***** INPUT FOR THIS TASK
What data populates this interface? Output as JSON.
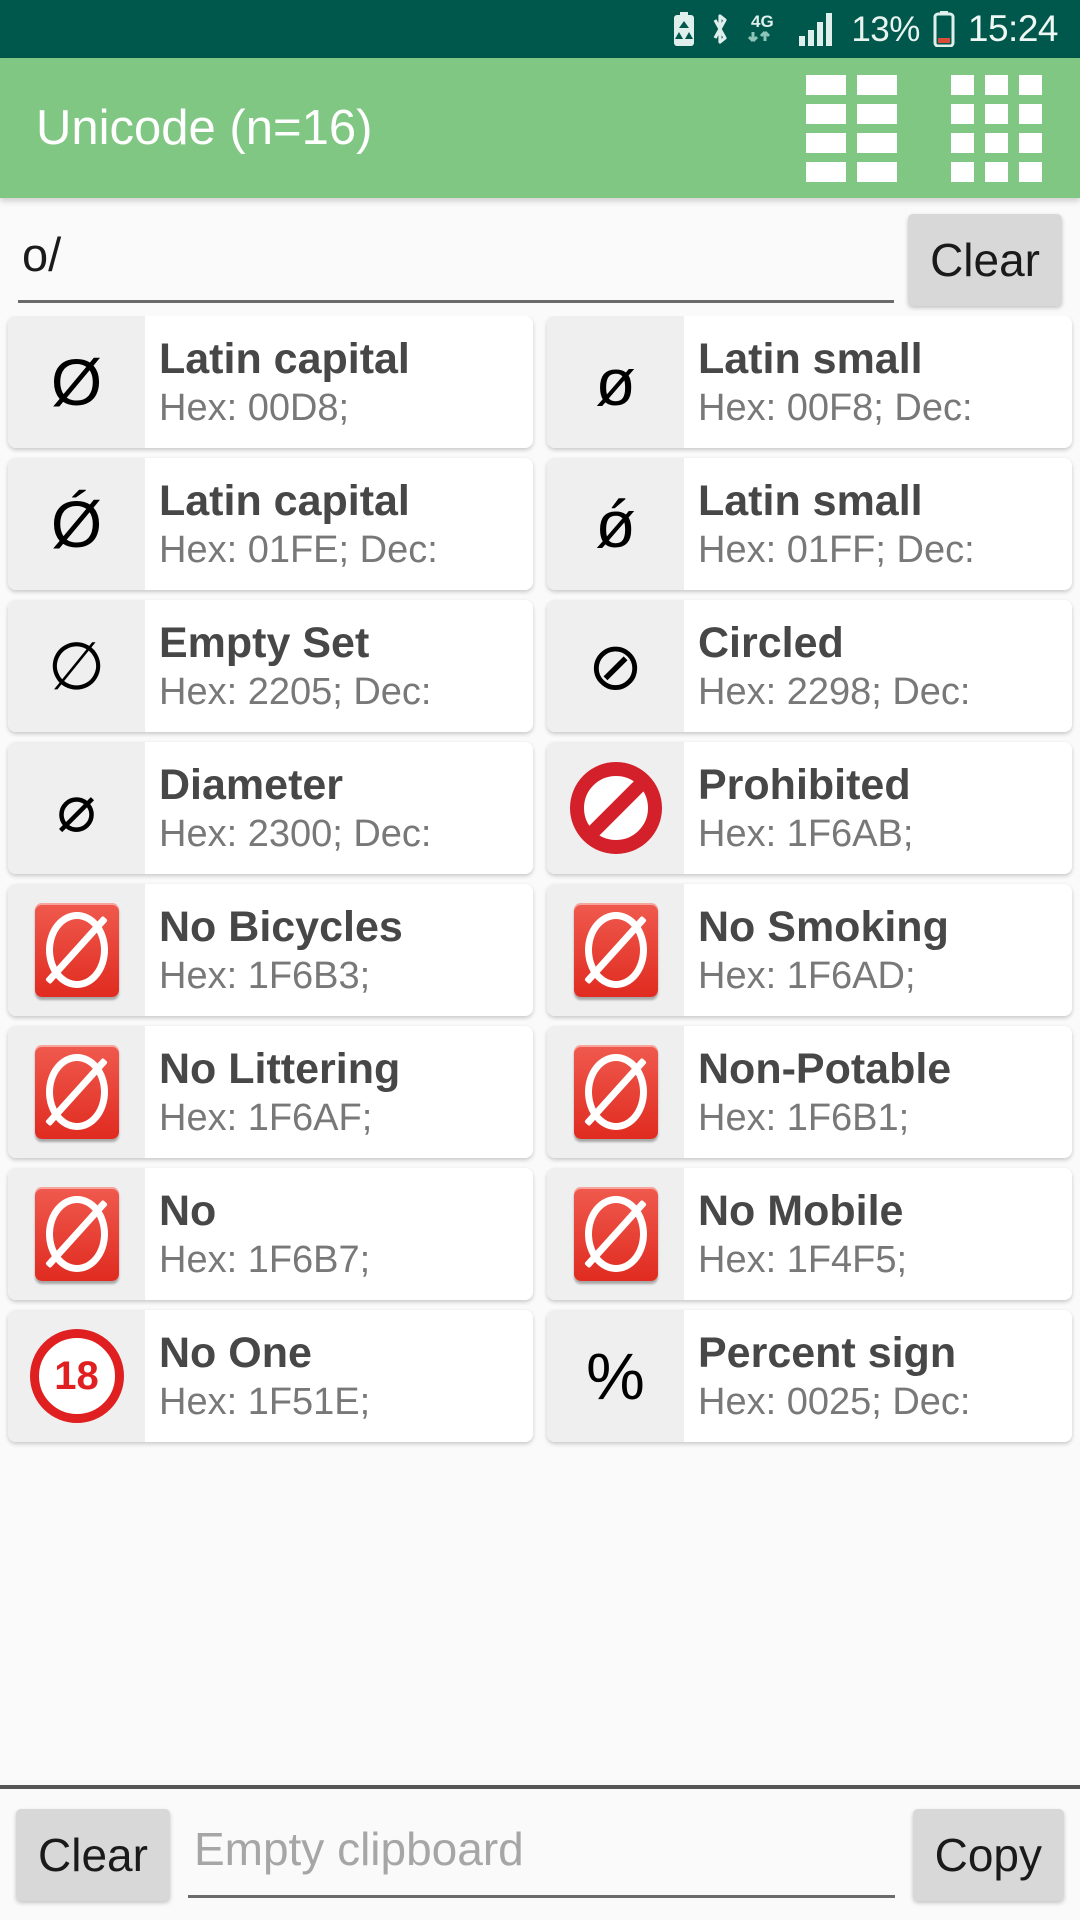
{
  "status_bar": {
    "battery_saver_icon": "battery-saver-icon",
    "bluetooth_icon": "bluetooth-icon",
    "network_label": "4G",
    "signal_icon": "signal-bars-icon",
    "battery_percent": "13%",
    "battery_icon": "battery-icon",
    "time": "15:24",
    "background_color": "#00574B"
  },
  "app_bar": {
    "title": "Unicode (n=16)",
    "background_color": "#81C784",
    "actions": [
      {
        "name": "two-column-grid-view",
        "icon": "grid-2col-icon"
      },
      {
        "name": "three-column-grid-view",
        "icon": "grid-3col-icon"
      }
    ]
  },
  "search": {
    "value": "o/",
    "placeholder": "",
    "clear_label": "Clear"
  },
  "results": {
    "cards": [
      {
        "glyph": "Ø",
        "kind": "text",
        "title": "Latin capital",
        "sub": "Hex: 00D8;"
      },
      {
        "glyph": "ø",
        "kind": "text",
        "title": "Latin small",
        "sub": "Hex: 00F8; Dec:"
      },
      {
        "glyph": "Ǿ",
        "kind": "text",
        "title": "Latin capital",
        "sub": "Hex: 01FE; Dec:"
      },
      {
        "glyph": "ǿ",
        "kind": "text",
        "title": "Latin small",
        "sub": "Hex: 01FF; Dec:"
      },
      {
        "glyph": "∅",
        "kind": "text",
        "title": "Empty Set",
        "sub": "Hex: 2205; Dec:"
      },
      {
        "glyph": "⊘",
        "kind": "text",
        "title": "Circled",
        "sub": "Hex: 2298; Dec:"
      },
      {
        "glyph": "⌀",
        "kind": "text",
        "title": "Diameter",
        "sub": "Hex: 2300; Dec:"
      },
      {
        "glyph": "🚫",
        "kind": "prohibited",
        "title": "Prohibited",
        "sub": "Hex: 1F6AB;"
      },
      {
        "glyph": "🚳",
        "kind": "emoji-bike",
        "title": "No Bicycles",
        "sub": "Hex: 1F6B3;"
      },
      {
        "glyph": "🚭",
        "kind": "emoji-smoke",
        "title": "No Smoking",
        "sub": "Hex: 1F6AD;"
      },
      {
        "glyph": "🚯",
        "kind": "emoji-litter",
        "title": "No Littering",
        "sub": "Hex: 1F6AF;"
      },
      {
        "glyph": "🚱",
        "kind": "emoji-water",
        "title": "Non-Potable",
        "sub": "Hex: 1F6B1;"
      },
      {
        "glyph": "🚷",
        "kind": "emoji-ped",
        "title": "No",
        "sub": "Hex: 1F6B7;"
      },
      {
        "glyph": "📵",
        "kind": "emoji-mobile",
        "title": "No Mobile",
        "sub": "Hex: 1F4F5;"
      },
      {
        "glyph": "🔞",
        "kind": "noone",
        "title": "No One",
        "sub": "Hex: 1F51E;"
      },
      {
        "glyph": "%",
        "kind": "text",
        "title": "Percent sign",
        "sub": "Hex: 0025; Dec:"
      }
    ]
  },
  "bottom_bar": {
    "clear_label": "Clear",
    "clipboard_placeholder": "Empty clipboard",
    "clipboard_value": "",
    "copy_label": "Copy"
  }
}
**********
***** INPUT FOR THIS TASK
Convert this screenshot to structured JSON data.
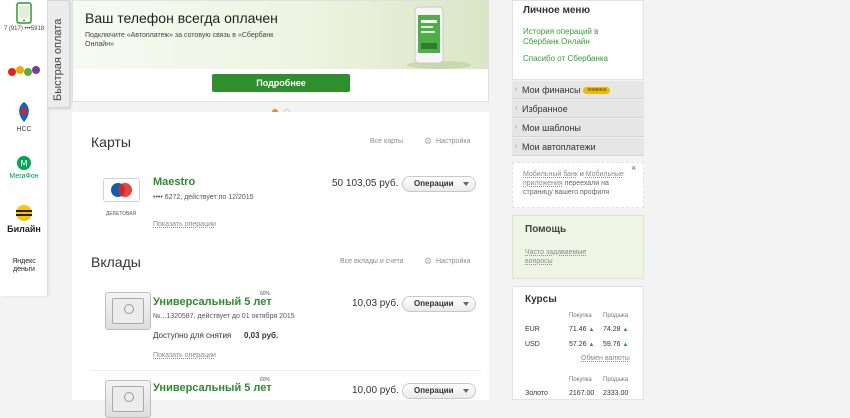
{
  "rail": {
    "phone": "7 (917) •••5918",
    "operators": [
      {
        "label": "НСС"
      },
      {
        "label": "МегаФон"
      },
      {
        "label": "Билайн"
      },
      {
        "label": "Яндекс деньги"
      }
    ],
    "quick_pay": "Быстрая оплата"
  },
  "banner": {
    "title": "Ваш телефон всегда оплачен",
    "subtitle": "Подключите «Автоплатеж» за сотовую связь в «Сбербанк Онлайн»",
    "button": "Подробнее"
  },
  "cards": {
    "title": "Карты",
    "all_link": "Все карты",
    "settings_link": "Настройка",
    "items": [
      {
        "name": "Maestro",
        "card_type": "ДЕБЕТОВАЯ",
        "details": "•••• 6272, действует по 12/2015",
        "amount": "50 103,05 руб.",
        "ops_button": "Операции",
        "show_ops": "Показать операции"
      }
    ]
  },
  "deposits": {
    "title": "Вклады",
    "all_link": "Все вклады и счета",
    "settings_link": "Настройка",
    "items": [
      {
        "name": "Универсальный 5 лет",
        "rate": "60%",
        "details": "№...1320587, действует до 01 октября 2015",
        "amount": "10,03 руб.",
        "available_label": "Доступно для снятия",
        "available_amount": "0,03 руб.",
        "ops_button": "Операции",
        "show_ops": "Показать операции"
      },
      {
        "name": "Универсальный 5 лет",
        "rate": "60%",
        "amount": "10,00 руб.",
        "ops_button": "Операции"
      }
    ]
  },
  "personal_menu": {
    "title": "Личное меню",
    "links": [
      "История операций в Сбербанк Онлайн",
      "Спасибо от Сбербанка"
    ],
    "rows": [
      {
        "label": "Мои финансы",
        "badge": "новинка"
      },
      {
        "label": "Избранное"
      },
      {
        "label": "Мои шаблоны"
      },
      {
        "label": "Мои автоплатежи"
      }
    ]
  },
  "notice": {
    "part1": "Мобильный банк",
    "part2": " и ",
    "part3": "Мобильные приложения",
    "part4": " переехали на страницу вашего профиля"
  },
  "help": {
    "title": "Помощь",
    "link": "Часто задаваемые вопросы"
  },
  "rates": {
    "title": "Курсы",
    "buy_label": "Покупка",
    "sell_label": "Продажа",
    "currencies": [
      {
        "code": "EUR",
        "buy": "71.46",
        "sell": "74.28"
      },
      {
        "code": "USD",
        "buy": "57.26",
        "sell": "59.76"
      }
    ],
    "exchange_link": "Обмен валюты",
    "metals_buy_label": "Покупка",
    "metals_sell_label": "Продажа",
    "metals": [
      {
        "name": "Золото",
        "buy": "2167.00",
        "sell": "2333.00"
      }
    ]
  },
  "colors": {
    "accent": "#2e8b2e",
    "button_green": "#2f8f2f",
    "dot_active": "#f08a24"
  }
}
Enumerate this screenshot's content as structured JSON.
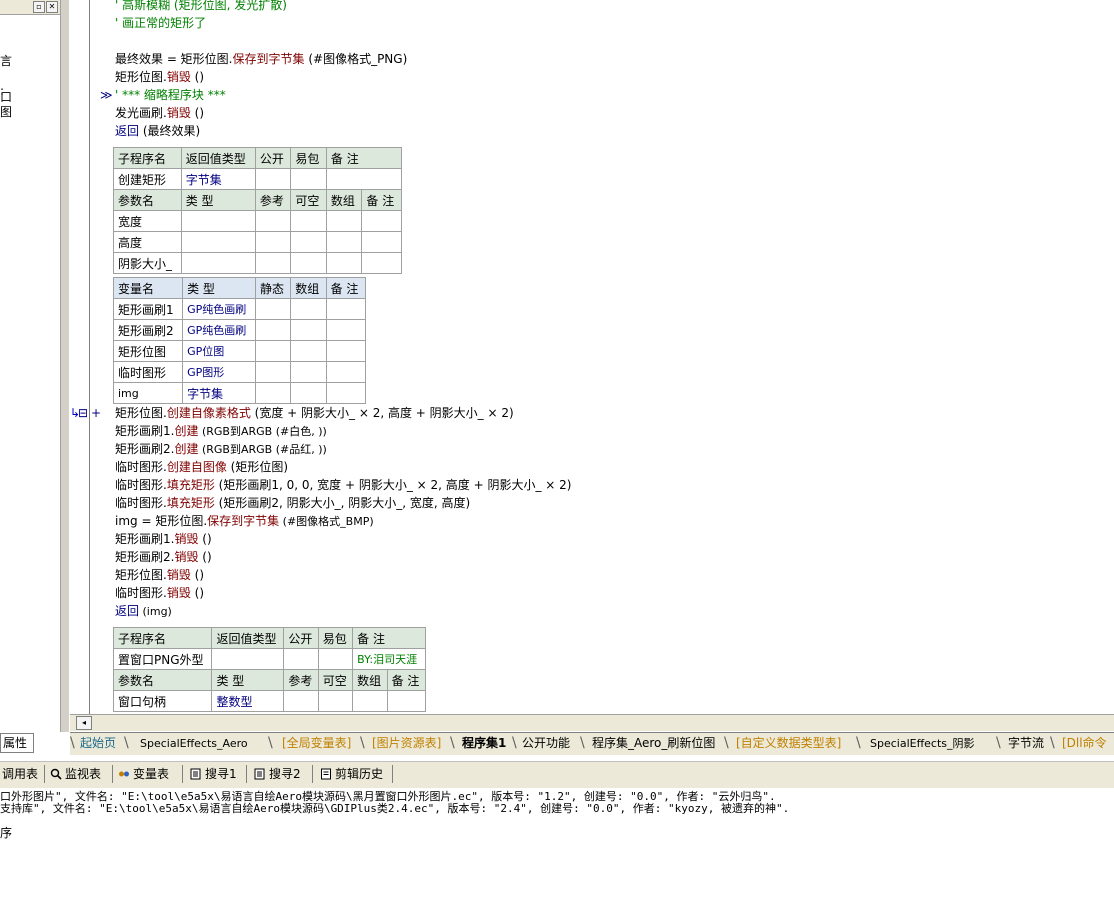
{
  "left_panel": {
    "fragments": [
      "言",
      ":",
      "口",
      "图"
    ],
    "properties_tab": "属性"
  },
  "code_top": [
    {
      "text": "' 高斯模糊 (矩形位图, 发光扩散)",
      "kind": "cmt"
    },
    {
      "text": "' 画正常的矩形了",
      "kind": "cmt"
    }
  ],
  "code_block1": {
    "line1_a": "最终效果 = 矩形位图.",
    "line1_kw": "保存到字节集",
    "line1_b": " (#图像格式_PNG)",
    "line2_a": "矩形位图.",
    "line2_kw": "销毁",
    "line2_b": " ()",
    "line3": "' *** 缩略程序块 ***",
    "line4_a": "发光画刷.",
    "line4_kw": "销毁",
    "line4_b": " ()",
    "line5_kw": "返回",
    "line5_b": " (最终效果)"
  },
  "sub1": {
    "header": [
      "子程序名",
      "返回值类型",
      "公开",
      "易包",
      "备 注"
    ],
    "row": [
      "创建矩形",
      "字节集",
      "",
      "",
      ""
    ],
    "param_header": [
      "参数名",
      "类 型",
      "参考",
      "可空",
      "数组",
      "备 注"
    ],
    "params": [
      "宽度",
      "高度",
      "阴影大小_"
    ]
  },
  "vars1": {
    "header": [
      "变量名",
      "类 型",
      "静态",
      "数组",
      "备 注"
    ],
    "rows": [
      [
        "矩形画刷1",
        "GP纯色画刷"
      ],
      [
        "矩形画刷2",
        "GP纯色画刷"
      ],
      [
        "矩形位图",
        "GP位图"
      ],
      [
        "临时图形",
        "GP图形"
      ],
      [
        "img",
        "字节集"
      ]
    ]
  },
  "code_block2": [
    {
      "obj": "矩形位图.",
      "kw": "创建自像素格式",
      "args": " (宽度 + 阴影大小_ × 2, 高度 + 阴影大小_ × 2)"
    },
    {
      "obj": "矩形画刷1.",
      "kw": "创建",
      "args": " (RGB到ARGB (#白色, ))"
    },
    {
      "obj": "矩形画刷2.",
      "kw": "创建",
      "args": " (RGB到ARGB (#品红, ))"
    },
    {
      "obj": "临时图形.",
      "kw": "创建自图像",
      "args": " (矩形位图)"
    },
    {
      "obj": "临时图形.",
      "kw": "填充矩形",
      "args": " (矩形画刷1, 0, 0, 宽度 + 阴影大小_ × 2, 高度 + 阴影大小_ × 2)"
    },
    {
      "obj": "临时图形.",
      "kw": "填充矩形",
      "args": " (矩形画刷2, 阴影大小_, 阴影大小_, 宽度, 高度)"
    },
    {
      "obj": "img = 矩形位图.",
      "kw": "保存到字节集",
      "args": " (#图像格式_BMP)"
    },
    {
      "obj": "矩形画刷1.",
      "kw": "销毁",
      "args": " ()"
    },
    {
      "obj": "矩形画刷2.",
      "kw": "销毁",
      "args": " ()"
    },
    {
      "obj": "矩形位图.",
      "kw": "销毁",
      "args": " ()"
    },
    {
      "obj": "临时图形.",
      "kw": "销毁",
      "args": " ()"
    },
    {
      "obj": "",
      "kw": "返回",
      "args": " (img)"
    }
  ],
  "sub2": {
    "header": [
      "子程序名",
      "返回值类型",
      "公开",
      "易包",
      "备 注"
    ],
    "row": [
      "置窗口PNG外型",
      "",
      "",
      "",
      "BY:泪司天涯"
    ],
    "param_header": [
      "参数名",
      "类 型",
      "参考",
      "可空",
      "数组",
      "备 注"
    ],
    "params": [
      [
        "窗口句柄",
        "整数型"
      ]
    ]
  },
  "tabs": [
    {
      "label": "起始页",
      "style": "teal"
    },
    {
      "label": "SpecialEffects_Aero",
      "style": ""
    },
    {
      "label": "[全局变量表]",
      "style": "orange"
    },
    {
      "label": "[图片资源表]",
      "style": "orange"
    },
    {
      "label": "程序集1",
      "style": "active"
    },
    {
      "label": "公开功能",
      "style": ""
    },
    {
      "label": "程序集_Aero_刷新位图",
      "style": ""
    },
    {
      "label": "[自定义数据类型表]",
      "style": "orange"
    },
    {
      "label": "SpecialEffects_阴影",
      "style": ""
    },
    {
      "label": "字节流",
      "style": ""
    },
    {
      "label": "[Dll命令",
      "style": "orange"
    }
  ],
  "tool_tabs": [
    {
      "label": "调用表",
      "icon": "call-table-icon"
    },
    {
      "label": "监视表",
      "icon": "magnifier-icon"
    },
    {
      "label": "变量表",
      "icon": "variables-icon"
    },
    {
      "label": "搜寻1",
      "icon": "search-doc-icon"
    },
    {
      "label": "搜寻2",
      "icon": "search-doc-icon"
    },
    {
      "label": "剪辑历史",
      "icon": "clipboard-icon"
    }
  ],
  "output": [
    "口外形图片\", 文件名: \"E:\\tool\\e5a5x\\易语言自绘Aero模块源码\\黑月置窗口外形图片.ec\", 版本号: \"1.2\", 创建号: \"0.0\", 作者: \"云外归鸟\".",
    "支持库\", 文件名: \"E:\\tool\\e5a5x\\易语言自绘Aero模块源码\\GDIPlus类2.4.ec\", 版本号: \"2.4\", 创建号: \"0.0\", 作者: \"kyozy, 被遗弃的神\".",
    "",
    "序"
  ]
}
**********
***** INPUT FOR THIS TASK
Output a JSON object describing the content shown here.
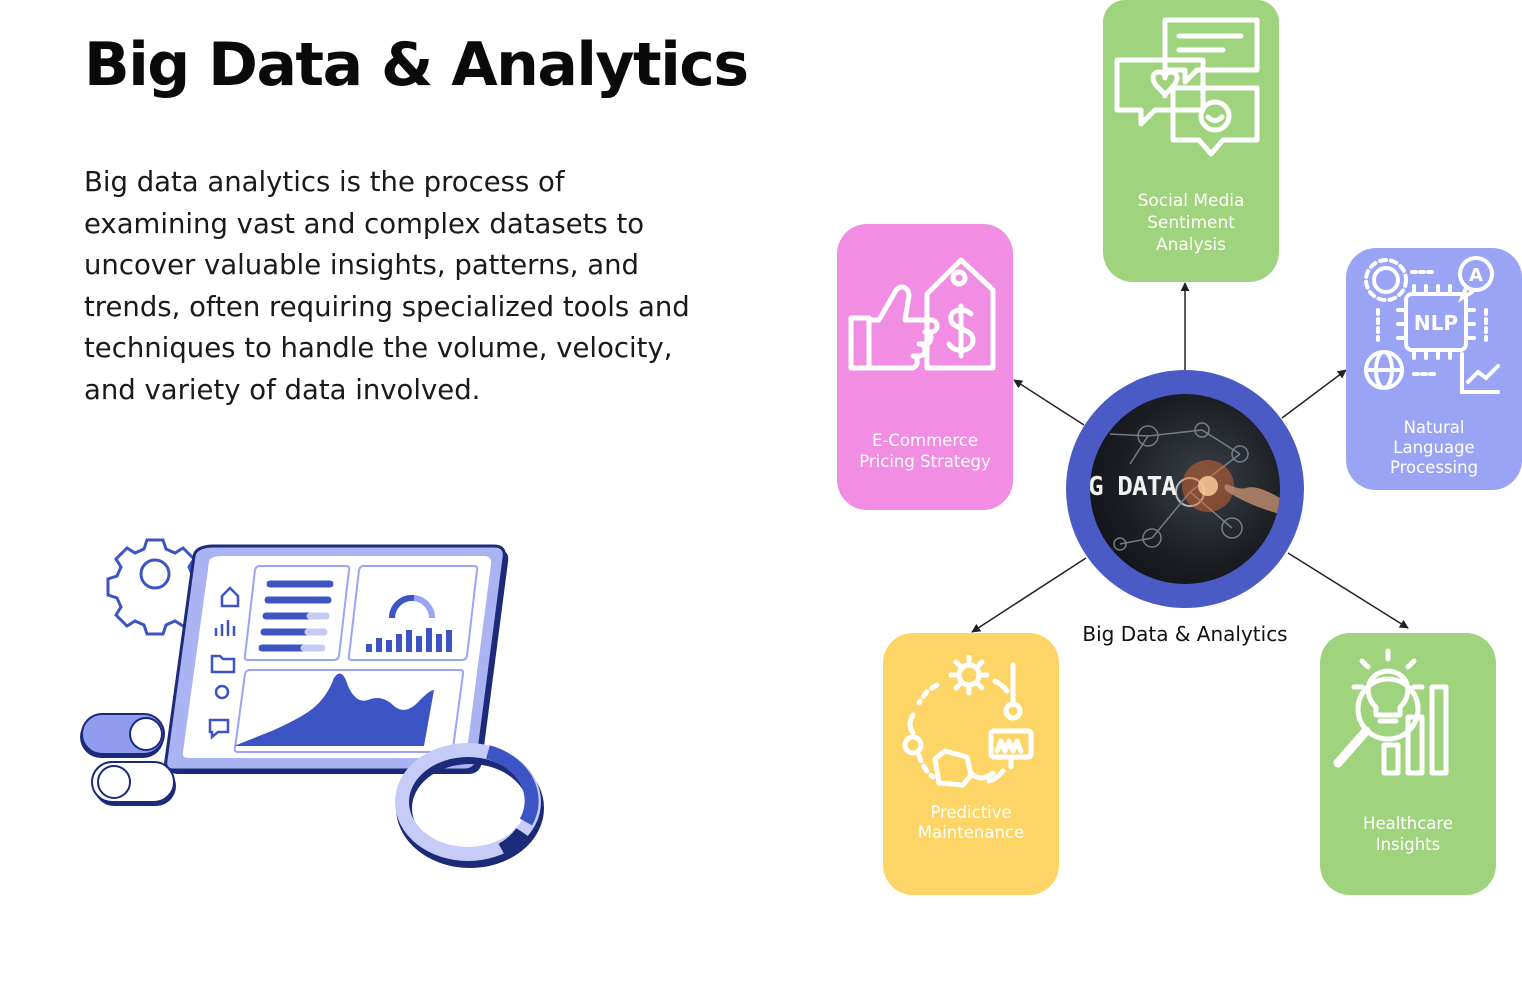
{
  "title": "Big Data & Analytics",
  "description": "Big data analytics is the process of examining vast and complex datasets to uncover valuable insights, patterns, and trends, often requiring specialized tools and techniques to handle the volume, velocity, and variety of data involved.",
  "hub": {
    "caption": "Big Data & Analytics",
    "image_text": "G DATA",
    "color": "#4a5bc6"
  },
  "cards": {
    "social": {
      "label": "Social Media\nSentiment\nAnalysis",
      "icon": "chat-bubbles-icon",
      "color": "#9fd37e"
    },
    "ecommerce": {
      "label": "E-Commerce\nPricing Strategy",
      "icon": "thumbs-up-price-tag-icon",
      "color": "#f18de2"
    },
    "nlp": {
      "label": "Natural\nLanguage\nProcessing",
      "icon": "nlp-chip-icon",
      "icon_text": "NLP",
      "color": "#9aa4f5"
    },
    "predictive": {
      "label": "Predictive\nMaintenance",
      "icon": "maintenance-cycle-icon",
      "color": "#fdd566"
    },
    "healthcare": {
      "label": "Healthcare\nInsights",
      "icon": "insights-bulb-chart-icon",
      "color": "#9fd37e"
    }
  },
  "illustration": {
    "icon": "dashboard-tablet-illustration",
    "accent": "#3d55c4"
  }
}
**********
• _GOAL_
Locate each line with the word "矩形位图" and copy it.

• _EXERCISE SOLUTION_
      "text": "' 高斯模糊 (矩形位图, 发光扩散)",
    "line1_a": "最终效果 = 矩形位图.",
    "line2_a": "矩形位图.",
        "矩形位图",
      "obj": "矩形位图.",
      "args": " (矩形位图)"
      "obj": "img = 矩形位图.",
      "obj": "矩形位图.",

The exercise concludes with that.